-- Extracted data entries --
------

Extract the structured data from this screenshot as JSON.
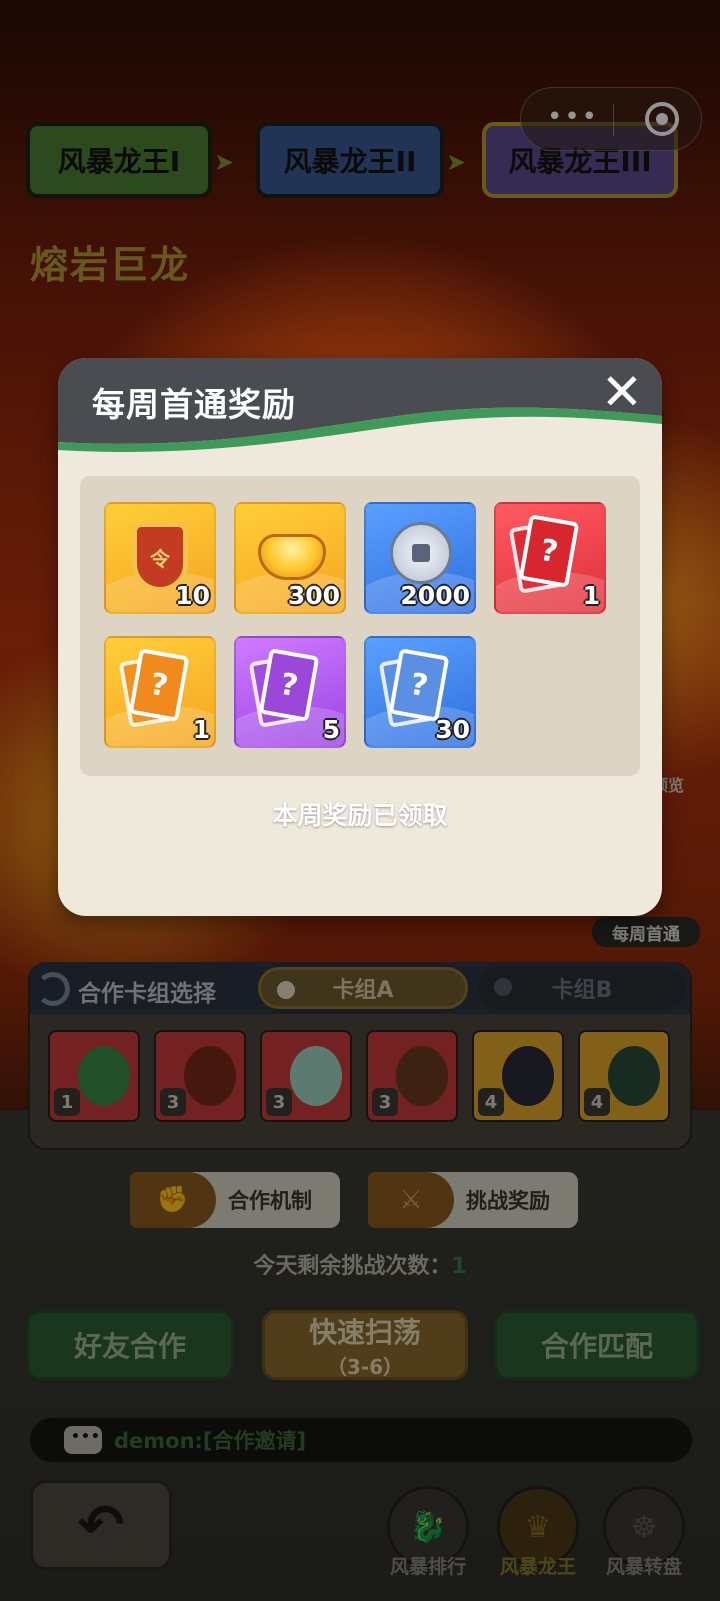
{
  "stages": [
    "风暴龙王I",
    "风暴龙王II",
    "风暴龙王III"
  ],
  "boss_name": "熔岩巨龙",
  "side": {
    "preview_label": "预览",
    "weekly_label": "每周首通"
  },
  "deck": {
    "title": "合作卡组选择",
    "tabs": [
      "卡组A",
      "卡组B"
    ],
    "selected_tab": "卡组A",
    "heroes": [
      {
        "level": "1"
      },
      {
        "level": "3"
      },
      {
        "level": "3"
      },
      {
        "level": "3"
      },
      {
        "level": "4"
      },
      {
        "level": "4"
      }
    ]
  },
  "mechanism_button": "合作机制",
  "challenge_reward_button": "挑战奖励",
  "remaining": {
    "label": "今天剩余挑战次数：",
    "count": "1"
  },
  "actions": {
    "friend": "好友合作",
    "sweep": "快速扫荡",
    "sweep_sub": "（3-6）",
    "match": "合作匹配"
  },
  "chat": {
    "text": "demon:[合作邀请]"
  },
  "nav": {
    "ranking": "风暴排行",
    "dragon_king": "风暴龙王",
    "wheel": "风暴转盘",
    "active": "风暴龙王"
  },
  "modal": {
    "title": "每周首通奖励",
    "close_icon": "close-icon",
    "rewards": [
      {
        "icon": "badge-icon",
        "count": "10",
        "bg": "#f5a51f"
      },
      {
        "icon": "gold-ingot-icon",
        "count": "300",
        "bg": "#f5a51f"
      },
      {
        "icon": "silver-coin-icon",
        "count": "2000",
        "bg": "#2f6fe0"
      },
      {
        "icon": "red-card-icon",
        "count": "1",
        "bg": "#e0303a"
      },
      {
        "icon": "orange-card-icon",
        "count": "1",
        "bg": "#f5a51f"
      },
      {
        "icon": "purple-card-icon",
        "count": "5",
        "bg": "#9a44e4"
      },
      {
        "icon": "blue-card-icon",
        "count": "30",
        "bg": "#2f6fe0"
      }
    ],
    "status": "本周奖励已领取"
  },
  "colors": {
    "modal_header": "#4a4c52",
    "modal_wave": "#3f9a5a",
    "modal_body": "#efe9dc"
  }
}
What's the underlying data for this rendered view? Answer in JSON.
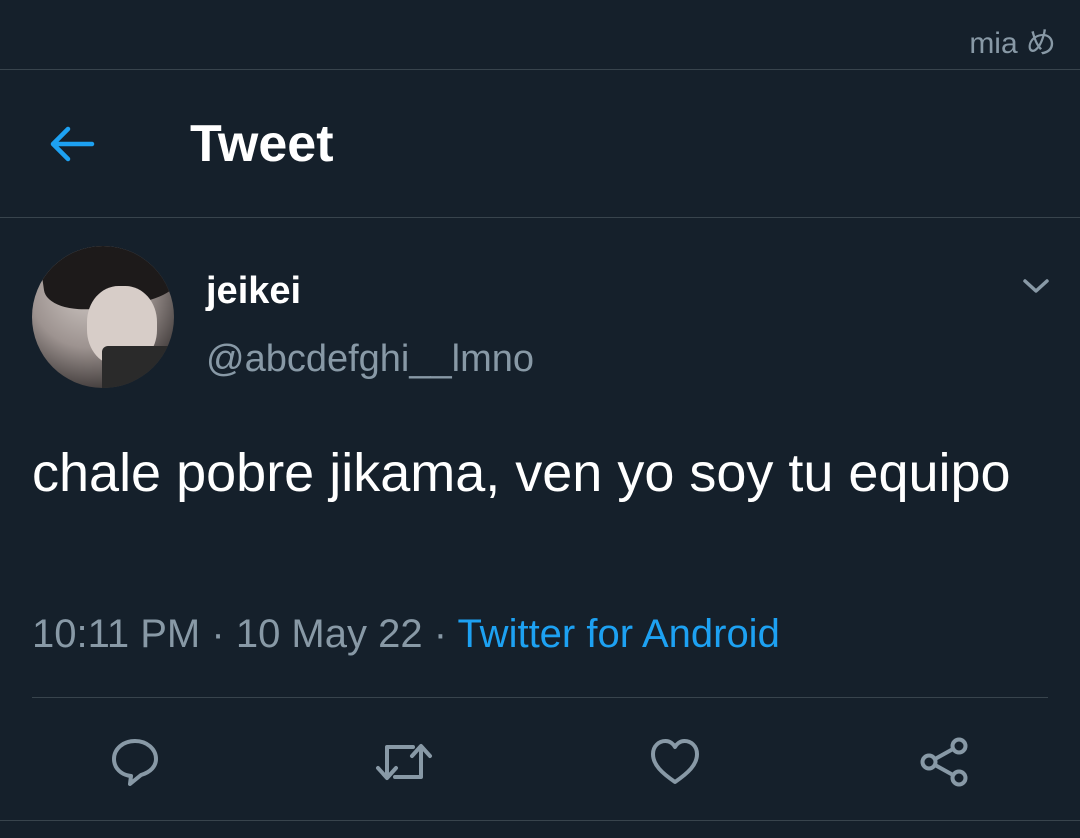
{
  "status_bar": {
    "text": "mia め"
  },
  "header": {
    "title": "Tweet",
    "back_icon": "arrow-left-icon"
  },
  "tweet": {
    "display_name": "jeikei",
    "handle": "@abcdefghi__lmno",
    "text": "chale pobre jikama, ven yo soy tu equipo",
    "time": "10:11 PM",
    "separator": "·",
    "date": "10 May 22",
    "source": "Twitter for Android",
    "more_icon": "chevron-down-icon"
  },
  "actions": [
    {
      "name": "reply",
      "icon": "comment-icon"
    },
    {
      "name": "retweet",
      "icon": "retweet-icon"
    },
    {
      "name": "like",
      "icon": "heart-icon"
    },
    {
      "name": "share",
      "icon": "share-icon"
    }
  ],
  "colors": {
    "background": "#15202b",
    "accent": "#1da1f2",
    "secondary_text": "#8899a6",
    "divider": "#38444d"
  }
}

------

-- PROBLEM DETAILS --
Output the data exactly. Pictures don't belong in the result.

-- WORKED ANSWER --
Extract the structured data from this screenshot as JSON.
{
  "stages": [
    "风暴龙王I",
    "风暴龙王II",
    "风暴龙王III"
  ],
  "boss_name": "熔岩巨龙",
  "side": {
    "preview_label": "预览",
    "weekly_label": "每周首通"
  },
  "deck": {
    "title": "合作卡组选择",
    "tabs": [
      "卡组A",
      "卡组B"
    ],
    "selected_tab": "卡组A",
    "heroes": [
      {
        "level": "1"
      },
      {
        "level": "3"
      },
      {
        "level": "3"
      },
      {
        "level": "3"
      },
      {
        "level": "4"
      },
      {
        "level": "4"
      }
    ]
  },
  "mechanism_button": "合作机制",
  "challenge_reward_button": "挑战奖励",
  "remaining": {
    "label": "今天剩余挑战次数：",
    "count": "1"
  },
  "actions": {
    "friend": "好友合作",
    "sweep": "快速扫荡",
    "sweep_sub": "（3-6）",
    "match": "合作匹配"
  },
  "chat": {
    "text": "demon:[合作邀请]"
  },
  "nav": {
    "ranking": "风暴排行",
    "dragon_king": "风暴龙王",
    "wheel": "风暴转盘",
    "active": "风暴龙王"
  },
  "modal": {
    "title": "每周首通奖励",
    "close_icon": "close-icon",
    "rewards": [
      {
        "icon": "badge-icon",
        "count": "10",
        "bg": "#f5a51f"
      },
      {
        "icon": "gold-ingot-icon",
        "count": "300",
        "bg": "#f5a51f"
      },
      {
        "icon": "silver-coin-icon",
        "count": "2000",
        "bg": "#2f6fe0"
      },
      {
        "icon": "red-card-icon",
        "count": "1",
        "bg": "#e0303a"
      },
      {
        "icon": "orange-card-icon",
        "count": "1",
        "bg": "#f5a51f"
      },
      {
        "icon": "purple-card-icon",
        "count": "5",
        "bg": "#9a44e4"
      },
      {
        "icon": "blue-card-icon",
        "count": "30",
        "bg": "#2f6fe0"
      }
    ],
    "status": "本周奖励已领取"
  },
  "colors": {
    "modal_header": "#4a4c52",
    "modal_wave": "#3f9a5a",
    "modal_body": "#efe9dc"
  }
}
What's the underlying data for this rendered view? Answer in JSON.
{
  "status_bar": {
    "text": "mia め"
  },
  "header": {
    "title": "Tweet",
    "back_icon": "arrow-left-icon"
  },
  "tweet": {
    "display_name": "jeikei",
    "handle": "@abcdefghi__lmno",
    "text": "chale pobre jikama, ven yo soy tu equipo",
    "time": "10:11 PM",
    "separator": "·",
    "date": "10 May 22",
    "source": "Twitter for Android",
    "more_icon": "chevron-down-icon"
  },
  "actions": [
    {
      "name": "reply",
      "icon": "comment-icon"
    },
    {
      "name": "retweet",
      "icon": "retweet-icon"
    },
    {
      "name": "like",
      "icon": "heart-icon"
    },
    {
      "name": "share",
      "icon": "share-icon"
    }
  ],
  "colors": {
    "background": "#15202b",
    "accent": "#1da1f2",
    "secondary_text": "#8899a6",
    "divider": "#38444d"
  }
}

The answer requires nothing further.